### Recorded data

*-*-*

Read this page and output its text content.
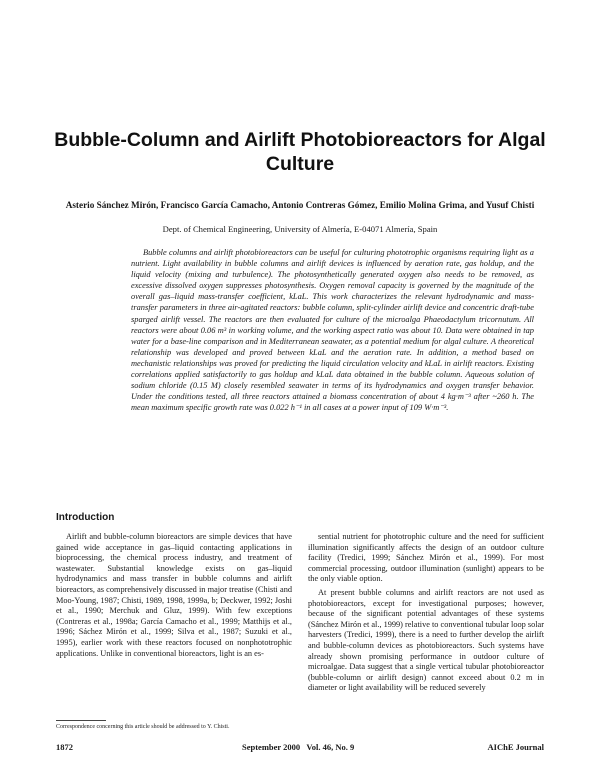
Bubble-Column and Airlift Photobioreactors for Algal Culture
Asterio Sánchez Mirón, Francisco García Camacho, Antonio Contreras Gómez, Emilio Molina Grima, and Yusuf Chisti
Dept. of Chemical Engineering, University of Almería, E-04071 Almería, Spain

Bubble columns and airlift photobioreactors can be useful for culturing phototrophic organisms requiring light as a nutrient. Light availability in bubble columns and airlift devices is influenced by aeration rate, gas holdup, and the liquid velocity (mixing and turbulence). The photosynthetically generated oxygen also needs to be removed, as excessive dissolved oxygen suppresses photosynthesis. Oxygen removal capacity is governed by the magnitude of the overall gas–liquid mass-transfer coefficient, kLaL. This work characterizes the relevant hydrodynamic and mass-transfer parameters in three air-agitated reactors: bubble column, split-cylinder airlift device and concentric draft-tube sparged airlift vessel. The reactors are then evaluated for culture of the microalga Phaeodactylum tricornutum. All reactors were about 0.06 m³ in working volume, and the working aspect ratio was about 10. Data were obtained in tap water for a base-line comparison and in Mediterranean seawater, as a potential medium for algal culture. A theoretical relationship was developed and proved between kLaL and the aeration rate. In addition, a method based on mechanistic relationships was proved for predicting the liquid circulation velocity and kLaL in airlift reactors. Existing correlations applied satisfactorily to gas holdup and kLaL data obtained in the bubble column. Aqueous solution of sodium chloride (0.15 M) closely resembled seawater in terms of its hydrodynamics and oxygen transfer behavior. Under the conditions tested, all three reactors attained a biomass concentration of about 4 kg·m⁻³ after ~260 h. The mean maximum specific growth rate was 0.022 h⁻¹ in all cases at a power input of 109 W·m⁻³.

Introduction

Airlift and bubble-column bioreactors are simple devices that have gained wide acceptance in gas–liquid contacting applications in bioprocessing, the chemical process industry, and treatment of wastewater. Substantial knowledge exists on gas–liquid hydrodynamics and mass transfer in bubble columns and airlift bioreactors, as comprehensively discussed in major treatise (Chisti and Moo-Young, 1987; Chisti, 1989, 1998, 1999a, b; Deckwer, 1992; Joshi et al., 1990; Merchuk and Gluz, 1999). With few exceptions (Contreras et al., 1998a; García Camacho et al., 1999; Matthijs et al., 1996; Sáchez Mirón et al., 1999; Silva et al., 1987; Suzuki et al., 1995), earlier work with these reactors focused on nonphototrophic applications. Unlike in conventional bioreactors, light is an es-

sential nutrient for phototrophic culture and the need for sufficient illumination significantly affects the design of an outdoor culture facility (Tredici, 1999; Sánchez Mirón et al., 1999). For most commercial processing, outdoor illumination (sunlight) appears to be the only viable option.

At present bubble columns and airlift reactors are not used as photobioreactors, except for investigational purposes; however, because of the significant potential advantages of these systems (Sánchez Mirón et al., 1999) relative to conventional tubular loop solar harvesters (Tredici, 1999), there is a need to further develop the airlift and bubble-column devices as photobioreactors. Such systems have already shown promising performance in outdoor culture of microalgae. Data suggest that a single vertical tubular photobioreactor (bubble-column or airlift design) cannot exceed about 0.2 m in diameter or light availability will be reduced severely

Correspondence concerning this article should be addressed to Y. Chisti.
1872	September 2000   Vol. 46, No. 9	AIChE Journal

*-*-*

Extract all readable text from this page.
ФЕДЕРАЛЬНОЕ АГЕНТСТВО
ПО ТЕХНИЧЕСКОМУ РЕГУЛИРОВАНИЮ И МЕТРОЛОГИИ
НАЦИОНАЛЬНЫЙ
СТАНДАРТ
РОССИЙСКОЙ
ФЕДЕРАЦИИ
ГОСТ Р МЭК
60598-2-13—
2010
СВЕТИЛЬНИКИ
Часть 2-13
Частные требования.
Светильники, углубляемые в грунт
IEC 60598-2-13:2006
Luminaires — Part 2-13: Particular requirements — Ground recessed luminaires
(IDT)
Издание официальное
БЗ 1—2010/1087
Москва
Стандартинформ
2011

*-*-*

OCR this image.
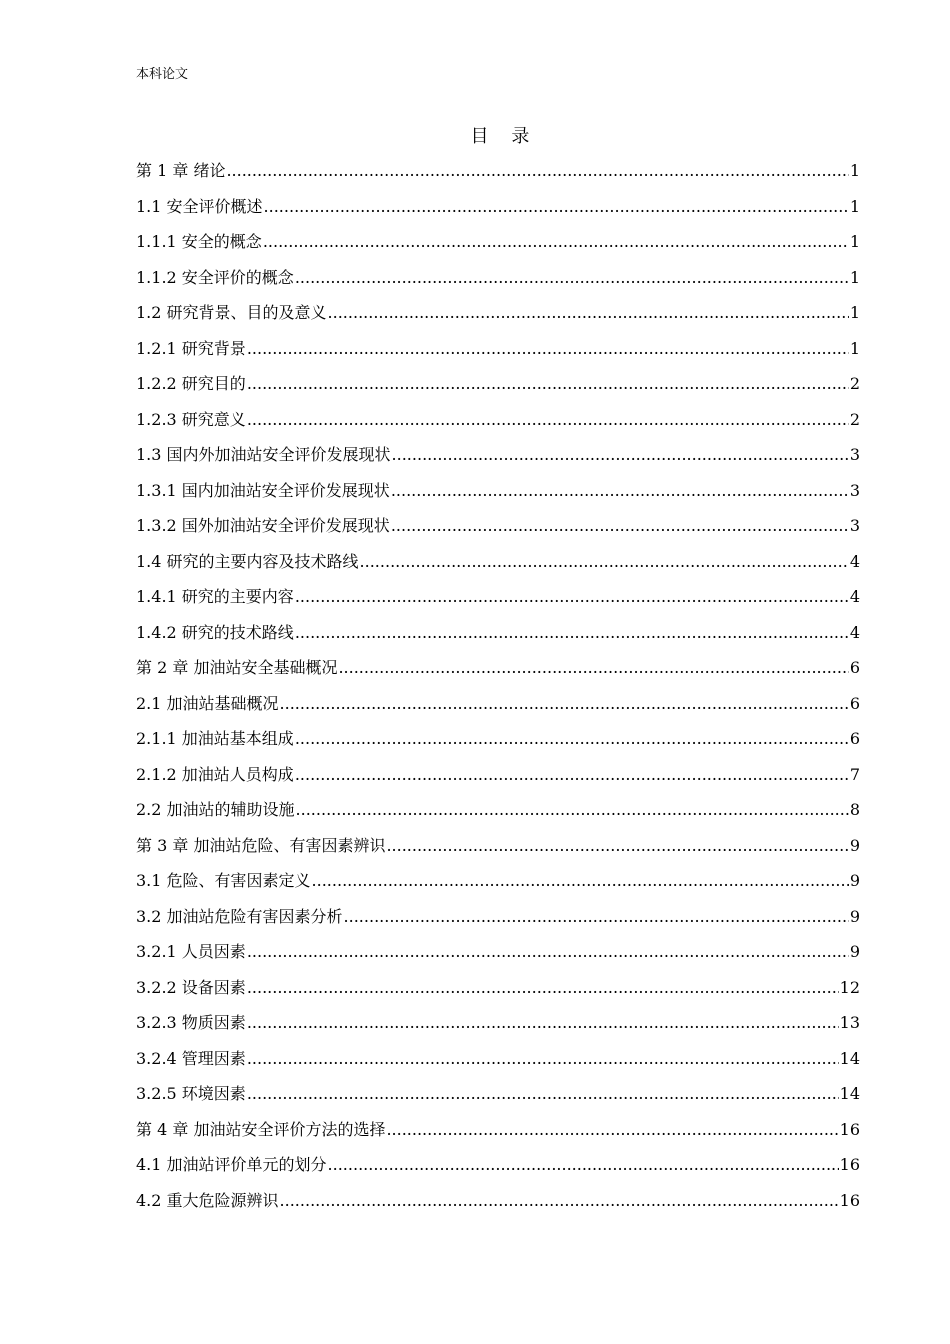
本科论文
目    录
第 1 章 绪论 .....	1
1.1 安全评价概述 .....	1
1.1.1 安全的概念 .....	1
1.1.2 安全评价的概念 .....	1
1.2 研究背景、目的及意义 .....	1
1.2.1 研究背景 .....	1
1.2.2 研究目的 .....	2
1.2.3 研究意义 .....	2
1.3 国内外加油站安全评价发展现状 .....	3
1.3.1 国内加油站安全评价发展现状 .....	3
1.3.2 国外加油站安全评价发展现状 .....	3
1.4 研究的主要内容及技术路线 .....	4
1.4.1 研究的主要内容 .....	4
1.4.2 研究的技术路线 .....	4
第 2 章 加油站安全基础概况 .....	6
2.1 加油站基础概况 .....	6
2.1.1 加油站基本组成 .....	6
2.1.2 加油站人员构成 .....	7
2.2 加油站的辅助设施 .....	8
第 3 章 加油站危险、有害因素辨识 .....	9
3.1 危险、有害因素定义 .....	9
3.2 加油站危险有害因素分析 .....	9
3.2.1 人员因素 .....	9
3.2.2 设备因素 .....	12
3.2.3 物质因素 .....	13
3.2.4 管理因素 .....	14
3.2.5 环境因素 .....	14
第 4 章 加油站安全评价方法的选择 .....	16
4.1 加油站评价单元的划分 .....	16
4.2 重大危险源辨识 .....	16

*-*-*

### TASK DESCRIPTION
Report every line in the data above in which the word "page" appears.

### SOLUTION FOR THIS PROBLEM
Read this page and output its text content.
Extract all readable text from this page.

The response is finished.